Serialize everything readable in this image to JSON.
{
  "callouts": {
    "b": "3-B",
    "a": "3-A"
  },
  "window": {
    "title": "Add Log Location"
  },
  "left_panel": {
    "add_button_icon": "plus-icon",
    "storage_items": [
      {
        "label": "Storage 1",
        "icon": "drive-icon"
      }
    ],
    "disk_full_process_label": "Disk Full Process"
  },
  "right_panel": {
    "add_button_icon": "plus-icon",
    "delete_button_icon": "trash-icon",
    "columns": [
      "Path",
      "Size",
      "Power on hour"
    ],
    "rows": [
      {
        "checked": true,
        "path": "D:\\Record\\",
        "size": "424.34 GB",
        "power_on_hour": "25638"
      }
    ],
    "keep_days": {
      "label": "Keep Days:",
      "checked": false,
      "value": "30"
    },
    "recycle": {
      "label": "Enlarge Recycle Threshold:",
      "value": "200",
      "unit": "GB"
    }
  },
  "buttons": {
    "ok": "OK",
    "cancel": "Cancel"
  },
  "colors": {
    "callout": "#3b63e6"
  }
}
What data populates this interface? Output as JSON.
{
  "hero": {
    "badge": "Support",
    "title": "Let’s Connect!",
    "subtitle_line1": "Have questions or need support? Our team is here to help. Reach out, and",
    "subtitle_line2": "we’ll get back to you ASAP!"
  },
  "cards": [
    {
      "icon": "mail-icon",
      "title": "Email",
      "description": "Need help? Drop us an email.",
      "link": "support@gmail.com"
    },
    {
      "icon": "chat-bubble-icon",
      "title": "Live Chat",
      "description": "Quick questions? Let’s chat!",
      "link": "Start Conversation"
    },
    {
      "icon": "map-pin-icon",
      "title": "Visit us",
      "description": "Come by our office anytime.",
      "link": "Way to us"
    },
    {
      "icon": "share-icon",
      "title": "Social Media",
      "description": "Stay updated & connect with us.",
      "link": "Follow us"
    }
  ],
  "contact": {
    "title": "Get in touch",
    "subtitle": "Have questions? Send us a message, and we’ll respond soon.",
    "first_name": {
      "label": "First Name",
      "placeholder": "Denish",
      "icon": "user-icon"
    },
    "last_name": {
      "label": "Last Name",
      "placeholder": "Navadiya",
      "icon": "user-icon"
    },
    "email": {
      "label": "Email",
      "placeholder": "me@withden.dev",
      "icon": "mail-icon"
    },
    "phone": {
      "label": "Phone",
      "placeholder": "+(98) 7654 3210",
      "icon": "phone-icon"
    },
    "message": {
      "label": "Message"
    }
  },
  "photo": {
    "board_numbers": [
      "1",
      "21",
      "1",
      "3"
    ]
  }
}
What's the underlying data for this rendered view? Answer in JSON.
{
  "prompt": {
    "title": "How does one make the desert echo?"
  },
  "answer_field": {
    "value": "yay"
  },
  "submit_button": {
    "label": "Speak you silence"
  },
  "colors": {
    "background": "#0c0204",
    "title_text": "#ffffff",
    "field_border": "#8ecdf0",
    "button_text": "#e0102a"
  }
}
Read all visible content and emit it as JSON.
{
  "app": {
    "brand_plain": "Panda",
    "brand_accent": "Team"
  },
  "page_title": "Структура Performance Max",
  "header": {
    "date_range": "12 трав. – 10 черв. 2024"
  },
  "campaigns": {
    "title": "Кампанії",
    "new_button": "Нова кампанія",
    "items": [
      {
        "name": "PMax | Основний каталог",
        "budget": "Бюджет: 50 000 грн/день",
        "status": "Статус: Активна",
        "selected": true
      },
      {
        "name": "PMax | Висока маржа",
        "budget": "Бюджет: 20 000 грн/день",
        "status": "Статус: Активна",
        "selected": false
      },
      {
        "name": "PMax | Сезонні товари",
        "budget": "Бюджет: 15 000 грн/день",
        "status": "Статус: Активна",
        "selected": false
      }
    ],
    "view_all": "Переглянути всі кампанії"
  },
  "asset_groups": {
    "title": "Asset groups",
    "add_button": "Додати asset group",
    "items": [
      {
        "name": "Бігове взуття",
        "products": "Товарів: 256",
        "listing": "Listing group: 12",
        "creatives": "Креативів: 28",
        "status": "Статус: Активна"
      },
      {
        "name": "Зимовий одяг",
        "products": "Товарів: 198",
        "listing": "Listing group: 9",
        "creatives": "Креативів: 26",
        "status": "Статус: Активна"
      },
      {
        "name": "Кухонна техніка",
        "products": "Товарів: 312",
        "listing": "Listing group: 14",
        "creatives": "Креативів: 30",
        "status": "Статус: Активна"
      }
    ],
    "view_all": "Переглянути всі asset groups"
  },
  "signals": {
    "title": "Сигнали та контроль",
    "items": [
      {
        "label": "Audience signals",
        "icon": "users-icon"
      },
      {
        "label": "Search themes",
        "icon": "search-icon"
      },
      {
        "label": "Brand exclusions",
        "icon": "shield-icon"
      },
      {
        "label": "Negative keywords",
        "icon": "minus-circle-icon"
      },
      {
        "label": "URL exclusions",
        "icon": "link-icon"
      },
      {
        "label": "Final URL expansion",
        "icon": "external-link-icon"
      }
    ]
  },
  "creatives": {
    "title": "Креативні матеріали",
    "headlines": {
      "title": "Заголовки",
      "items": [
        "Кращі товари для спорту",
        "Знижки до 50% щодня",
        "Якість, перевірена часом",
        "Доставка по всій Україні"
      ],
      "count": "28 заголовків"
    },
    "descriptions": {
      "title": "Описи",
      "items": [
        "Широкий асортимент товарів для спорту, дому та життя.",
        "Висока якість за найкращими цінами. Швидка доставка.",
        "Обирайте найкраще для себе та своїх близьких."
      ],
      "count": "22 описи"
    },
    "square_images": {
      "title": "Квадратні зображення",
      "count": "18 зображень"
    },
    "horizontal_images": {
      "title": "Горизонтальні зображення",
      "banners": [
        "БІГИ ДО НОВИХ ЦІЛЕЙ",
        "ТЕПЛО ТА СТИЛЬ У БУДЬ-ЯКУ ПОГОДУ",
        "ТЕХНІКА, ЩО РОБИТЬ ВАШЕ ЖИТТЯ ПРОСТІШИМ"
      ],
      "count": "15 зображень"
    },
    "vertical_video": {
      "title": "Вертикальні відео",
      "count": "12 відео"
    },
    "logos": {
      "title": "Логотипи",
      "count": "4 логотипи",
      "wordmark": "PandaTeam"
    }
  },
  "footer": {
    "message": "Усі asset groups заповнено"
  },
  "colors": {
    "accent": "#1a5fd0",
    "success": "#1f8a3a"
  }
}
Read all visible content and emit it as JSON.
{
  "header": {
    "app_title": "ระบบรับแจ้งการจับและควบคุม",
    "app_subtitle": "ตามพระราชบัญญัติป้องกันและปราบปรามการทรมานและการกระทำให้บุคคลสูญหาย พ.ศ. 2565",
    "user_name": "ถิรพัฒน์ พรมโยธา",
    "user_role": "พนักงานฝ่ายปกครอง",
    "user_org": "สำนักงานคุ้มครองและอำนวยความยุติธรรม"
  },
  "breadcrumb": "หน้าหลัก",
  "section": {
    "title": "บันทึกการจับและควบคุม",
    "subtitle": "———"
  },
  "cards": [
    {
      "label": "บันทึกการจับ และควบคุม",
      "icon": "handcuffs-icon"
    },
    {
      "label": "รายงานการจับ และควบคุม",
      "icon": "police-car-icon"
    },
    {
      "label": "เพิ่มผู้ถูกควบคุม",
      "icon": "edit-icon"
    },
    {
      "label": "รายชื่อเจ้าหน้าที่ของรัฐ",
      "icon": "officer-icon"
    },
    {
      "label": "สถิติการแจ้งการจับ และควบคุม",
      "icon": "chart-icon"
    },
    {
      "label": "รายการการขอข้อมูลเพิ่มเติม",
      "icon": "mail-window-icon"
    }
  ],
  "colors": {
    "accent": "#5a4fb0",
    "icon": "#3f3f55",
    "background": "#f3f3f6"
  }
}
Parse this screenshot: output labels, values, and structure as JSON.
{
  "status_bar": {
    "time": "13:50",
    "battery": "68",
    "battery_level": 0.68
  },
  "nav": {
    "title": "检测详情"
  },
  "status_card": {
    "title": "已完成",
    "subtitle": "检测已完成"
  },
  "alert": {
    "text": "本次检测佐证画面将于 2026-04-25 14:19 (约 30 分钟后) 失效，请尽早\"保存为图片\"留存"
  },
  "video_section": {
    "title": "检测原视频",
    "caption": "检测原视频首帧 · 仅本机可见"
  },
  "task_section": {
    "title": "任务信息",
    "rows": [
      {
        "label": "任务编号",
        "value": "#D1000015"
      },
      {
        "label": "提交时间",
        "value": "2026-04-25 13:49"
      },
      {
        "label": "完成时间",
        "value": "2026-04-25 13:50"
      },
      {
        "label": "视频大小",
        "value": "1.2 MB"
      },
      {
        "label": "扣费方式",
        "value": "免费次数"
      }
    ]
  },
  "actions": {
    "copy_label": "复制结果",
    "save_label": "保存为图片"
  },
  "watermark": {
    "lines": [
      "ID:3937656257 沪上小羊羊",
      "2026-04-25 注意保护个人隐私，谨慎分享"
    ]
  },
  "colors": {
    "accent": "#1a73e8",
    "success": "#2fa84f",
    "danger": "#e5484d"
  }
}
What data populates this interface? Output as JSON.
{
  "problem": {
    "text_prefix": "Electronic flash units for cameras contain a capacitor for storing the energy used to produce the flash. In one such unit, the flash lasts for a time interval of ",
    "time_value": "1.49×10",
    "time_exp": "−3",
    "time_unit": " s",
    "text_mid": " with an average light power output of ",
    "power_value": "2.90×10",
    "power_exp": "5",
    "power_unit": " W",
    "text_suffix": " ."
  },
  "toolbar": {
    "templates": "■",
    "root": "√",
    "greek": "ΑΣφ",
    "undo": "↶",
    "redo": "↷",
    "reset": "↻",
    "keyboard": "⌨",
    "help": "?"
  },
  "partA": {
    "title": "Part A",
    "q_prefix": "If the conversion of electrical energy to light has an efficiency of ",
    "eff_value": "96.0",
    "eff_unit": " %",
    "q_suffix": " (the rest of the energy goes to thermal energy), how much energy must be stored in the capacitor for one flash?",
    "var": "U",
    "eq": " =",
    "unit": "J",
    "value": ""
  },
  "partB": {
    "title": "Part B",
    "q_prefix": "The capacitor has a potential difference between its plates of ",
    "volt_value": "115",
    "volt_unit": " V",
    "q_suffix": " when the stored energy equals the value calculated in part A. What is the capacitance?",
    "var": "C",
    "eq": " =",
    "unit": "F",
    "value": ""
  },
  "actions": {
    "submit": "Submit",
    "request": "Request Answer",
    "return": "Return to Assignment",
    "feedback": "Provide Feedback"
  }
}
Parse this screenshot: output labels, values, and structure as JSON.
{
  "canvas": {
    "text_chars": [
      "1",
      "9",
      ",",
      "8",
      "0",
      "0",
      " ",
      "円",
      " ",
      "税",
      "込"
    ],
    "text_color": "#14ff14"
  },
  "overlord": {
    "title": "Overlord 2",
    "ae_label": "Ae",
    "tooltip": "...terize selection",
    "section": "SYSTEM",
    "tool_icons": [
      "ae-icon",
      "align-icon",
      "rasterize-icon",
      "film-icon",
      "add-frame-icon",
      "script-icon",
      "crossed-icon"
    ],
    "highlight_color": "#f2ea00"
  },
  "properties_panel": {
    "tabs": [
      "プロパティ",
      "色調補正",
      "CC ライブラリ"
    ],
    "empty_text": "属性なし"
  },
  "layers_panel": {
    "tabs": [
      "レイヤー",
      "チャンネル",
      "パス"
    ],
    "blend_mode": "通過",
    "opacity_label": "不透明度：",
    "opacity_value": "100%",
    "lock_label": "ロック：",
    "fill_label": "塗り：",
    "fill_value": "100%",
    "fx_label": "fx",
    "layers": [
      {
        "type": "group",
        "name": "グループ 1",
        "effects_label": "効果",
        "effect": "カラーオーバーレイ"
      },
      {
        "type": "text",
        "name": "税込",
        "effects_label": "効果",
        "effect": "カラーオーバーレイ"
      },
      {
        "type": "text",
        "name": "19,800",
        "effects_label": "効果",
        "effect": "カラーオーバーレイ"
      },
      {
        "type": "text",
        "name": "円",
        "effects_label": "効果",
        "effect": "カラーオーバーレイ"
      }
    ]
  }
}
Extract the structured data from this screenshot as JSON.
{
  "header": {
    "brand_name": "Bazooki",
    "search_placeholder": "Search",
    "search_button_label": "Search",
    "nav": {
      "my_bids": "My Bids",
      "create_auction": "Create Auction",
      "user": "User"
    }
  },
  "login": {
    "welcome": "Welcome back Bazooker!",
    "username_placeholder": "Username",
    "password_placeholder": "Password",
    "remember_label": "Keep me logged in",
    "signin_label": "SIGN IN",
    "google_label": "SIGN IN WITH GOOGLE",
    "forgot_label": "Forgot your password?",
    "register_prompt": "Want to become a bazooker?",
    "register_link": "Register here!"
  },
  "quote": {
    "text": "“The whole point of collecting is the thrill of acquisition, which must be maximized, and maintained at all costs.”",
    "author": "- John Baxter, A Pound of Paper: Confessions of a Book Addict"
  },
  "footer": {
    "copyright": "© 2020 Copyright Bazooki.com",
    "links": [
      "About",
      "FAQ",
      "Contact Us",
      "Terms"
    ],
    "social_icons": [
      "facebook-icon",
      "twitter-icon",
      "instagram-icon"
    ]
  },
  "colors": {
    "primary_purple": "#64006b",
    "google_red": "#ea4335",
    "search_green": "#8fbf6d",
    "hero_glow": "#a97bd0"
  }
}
• • •
| To be done |
Where a line in the material above holds "спорту", copy that line.

| Solution below |
        "Кращі товари для спорту",
        "Широкий асортимент товарів для спорту, дому та життя.",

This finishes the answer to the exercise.